YOUR INSTRUCTIONS:
Each record is to be copied exactly as written.

(Dataset entries on figures)
+===+
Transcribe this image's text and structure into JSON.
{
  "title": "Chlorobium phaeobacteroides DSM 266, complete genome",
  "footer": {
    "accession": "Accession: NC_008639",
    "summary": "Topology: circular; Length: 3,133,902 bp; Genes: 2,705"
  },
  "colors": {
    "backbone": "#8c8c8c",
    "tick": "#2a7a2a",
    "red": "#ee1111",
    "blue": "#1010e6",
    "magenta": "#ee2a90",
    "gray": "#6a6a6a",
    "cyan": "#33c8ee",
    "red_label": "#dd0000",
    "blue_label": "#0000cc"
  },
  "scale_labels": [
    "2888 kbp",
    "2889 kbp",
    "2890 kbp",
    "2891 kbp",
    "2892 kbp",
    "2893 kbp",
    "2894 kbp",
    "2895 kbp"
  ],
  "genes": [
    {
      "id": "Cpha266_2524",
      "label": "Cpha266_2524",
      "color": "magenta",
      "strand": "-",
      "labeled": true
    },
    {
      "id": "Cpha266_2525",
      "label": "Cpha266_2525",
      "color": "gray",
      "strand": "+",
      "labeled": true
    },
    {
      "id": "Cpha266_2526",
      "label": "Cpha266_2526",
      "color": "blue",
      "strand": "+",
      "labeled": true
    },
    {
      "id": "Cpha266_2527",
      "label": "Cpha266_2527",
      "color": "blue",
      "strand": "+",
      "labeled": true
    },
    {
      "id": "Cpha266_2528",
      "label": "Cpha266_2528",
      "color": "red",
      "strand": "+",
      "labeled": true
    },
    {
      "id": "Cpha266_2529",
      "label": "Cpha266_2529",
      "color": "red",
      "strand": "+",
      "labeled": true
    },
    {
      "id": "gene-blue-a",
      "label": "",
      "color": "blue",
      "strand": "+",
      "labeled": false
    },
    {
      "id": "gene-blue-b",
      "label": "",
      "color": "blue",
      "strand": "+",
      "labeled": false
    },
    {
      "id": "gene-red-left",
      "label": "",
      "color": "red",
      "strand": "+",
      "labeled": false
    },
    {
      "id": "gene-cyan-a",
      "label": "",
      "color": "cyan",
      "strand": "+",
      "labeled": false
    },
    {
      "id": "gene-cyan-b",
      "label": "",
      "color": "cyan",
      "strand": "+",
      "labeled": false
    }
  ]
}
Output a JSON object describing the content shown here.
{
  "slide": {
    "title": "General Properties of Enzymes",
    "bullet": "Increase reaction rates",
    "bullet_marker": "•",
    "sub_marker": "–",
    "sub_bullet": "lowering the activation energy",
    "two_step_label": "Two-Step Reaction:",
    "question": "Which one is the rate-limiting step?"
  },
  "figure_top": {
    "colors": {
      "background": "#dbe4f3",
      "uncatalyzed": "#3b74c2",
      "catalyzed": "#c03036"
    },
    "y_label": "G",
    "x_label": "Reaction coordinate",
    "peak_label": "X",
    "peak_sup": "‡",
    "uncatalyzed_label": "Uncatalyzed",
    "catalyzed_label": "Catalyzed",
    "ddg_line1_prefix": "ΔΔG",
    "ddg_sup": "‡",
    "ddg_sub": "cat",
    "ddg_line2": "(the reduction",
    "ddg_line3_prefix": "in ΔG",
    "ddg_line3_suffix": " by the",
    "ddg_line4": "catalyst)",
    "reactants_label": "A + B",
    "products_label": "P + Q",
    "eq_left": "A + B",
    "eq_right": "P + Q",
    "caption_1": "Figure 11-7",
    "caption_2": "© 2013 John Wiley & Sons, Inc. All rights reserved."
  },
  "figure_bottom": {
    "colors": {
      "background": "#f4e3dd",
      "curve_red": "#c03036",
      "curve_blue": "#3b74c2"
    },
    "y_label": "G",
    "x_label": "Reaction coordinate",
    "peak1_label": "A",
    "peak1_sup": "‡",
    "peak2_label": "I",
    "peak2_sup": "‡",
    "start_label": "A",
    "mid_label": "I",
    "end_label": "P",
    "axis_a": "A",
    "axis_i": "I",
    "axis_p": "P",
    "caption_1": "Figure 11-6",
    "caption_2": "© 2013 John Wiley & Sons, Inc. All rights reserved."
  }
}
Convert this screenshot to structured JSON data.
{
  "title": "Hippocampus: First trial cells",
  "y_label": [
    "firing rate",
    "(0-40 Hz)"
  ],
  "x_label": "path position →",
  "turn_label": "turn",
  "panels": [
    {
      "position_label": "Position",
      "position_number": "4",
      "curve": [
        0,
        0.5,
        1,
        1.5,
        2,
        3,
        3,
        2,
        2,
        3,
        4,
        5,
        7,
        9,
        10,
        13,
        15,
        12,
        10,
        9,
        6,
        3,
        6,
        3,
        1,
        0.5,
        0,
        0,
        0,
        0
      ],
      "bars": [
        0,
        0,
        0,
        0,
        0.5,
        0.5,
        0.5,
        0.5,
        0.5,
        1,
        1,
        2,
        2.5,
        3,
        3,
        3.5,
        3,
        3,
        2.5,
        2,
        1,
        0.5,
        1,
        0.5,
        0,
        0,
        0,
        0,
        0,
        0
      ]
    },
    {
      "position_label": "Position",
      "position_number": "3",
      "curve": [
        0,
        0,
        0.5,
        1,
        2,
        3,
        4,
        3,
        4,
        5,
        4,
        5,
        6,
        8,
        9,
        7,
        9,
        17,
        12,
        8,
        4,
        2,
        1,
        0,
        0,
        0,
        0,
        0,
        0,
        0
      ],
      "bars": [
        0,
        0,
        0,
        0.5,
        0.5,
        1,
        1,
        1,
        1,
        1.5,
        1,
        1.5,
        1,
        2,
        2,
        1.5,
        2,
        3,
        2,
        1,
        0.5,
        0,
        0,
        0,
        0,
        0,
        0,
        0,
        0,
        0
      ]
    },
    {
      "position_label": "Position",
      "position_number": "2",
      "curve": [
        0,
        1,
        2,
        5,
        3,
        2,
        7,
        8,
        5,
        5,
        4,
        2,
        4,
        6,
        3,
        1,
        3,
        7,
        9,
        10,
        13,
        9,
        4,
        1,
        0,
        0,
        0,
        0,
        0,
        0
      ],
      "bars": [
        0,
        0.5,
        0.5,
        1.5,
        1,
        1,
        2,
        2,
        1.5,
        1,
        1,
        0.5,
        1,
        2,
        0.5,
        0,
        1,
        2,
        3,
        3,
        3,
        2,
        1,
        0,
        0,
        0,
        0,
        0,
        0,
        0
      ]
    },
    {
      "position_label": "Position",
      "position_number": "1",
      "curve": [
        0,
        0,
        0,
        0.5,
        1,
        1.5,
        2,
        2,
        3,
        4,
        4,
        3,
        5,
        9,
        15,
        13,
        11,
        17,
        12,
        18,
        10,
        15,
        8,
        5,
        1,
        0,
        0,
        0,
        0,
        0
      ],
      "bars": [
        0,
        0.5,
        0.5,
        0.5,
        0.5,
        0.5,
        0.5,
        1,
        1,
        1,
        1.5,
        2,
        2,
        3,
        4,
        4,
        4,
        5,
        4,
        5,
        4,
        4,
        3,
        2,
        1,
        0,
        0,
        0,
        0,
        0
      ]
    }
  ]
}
+===+
ANSWER TO THE EXERCISE:
Transcribe this image's text and structure into JSON.
{
  "title": "Chlorobium phaeobacteroides DSM 266, complete genome",
  "footer": {
    "accession": "Accession: NC_008639",
    "summary": "Topology: circular; Length: 3,133,902 bp; Genes: 2,705"
  },
  "colors": {
    "backbone": "#8c8c8c",
    "tick": "#2a7a2a",
    "red": "#ee1111",
    "blue": "#1010e6",
    "magenta": "#ee2a90",
    "gray": "#6a6a6a",
    "cyan": "#33c8ee",
    "red_label": "#dd0000",
    "blue_label": "#0000cc"
  },
  "scale_labels": [
    "2888 kbp",
    "2889 kbp",
    "2890 kbp",
    "2891 kbp",
    "2892 kbp",
    "2893 kbp",
    "2894 kbp",
    "2895 kbp"
  ],
  "genes": [
    {
      "id": "Cpha266_2524",
      "label": "Cpha266_2524",
      "color": "magenta",
      "strand": "-",
      "labeled": true
    },
    {
      "id": "Cpha266_2525",
      "label": "Cpha266_2525",
      "color": "gray",
      "strand": "+",
      "labeled": true
    },
    {
      "id": "Cpha266_2526",
      "label": "Cpha266_2526",
      "color": "blue",
      "strand": "+",
      "labeled": true
    },
    {
      "id": "Cpha266_2527",
      "label": "Cpha266_2527",
      "color": "blue",
      "strand": "+",
      "labeled": true
    },
    {
      "id": "Cpha266_2528",
      "label": "Cpha266_2528",
      "color": "red",
      "strand": "+",
      "labeled": true
    },
    {
      "id": "Cpha266_2529",
      "label": "Cpha266_2529",
      "color": "red",
      "strand": "+",
      "labeled": true
    },
    {
      "id": "gene-blue-a",
      "label": "",
      "color": "blue",
      "strand": "+",
      "labeled": false
    },
    {
      "id": "gene-blue-b",
      "label": "",
      "color": "blue",
      "strand": "+",
      "labeled": false
    },
    {
      "id": "gene-red-left",
      "label": "",
      "color": "red",
      "strand": "+",
      "labeled": false
    },
    {
      "id": "gene-cyan-a",
      "label": "",
      "color": "cyan",
      "strand": "+",
      "labeled": false
    },
    {
      "id": "gene-cyan-b",
      "label": "",
      "color": "cyan",
      "strand": "+",
      "labeled": false
    }
  ]
}
Output a JSON object describing the content shown here.
{
  "slide": {
    "title": "General Properties of Enzymes",
    "bullet": "Increase reaction rates",
    "bullet_marker": "•",
    "sub_marker": "–",
    "sub_bullet": "lowering the activation energy",
    "two_step_label": "Two-Step Reaction:",
    "question": "Which one is the rate-limiting step?"
  },
  "figure_top": {
    "colors": {
      "background": "#dbe4f3",
      "uncatalyzed": "#3b74c2",
      "catalyzed": "#c03036"
    },
    "y_label": "G",
    "x_label": "Reaction coordinate",
    "peak_label": "X",
    "peak_sup": "‡",
    "uncatalyzed_label": "Uncatalyzed",
    "catalyzed_label": "Catalyzed",
    "ddg_line1_prefix": "ΔΔG",
    "ddg_sup": "‡",
    "ddg_sub": "cat",
    "ddg_line2": "(the reduction",
    "ddg_line3_prefix": "in ΔG",
    "ddg_line3_suffix": " by the",
    "ddg_line4": "catalyst)",
    "reactants_label": "A + B",
    "products_label": "P + Q",
    "eq_left": "A + B",
    "eq_right": "P + Q",
    "caption_1": "Figure 11-7",
    "caption_2": "© 2013 John Wiley & Sons, Inc. All rights reserved."
  },
  "figure_bottom": {
    "colors": {
      "background": "#f4e3dd",
      "curve_red": "#c03036",
      "curve_blue": "#3b74c2"
    },
    "y_label": "G",
    "x_label": "Reaction coordinate",
    "peak1_label": "A",
    "peak1_sup": "‡",
    "peak2_label": "I",
    "peak2_sup": "‡",
    "start_label": "A",
    "mid_label": "I",
    "end_label": "P",
    "axis_a": "A",
    "axis_i": "I",
    "axis_p": "P",
    "caption_1": "Figure 11-6",
    "caption_2": "© 2013 John Wiley & Sons, Inc. All rights reserved."
  }
}
Convert this screenshot to structured JSON data.
{
  "title": "Hippocampus: First trial cells",
  "y_label": [
    "firing rate",
    "(0-40 Hz)"
  ],
  "x_label": "path position →",
  "turn_label": "turn",
  "panels": [
    {
      "position_label": "Position",
      "position_number": "4",
      "curve": [
        0,
        0.5,
        1,
        1.5,
        2,
        3,
        3,
        2,
        2,
        3,
        4,
        5,
        7,
        9,
        10,
        13,
        15,
        12,
        10,
        9,
        6,
        3,
        6,
        3,
        1,
        0.5,
        0,
        0,
        0,
        0
      ],
      "bars": [
        0,
        0,
        0,
        0,
        0.5,
        0.5,
        0.5,
        0.5,
        0.5,
        1,
        1,
        2,
        2.5,
        3,
        3,
        3.5,
        3,
        3,
        2.5,
        2,
        1,
        0.5,
        1,
        0.5,
        0,
        0,
        0,
        0,
        0,
        0
      ]
    },
    {
      "position_label": "Position",
      "position_number": "3",
      "curve": [
        0,
        0,
        0.5,
        1,
        2,
        3,
        4,
        3,
        4,
        5,
        4,
        5,
        6,
        8,
        9,
        7,
        9,
        17,
        12,
        8,
        4,
        2,
        1,
        0,
        0,
        0,
        0,
        0,
        0,
        0
      ],
      "bars": [
        0,
        0,
        0,
        0.5,
        0.5,
        1,
        1,
        1,
        1,
        1.5,
        1,
        1.5,
        1,
        2,
        2,
        1.5,
        2,
        3,
        2,
        1,
        0.5,
        0,
        0,
        0,
        0,
        0,
        0,
        0,
        0,
        0
      ]
    },
    {
      "position_label": "Position",
      "position_number": "2",
      "curve": [
        0,
        1,
        2,
        5,
        3,
        2,
        7,
        8,
        5,
        5,
        4,
        2,
        4,
        6,
        3,
        1,
        3,
        7,
        9,
        10,
        13,
        9,
        4,
        1,
        0,
        0,
        0,
        0,
        0,
        0
      ],
      "bars": [
        0,
        0.5,
        0.5,
        1.5,
        1,
        1,
        2,
        2,
        1.5,
        1,
        1,
        0.5,
        1,
        2,
        0.5,
        0,
        1,
        2,
        3,
        3,
        3,
        2,
        1,
        0,
        0,
        0,
        0,
        0,
        0,
        0
      ]
    },
    {
      "position_label": "Position",
      "position_number": "1",
      "curve": [
        0,
        0,
        0,
        0.5,
        1,
        1.5,
        2,
        2,
        3,
        4,
        4,
        3,
        5,
        9,
        15,
        13,
        11,
        17,
        12,
        18,
        10,
        15,
        8,
        5,
        1,
        0,
        0,
        0,
        0,
        0
      ],
      "bars": [
        0,
        0.5,
        0.5,
        0.5,
        0.5,
        0.5,
        0.5,
        1,
        1,
        1,
        1.5,
        2,
        2,
        3,
        4,
        4,
        4,
        5,
        4,
        5,
        4,
        4,
        3,
        2,
        1,
        0,
        0,
        0,
        0,
        0
      ]
    }
  ]
}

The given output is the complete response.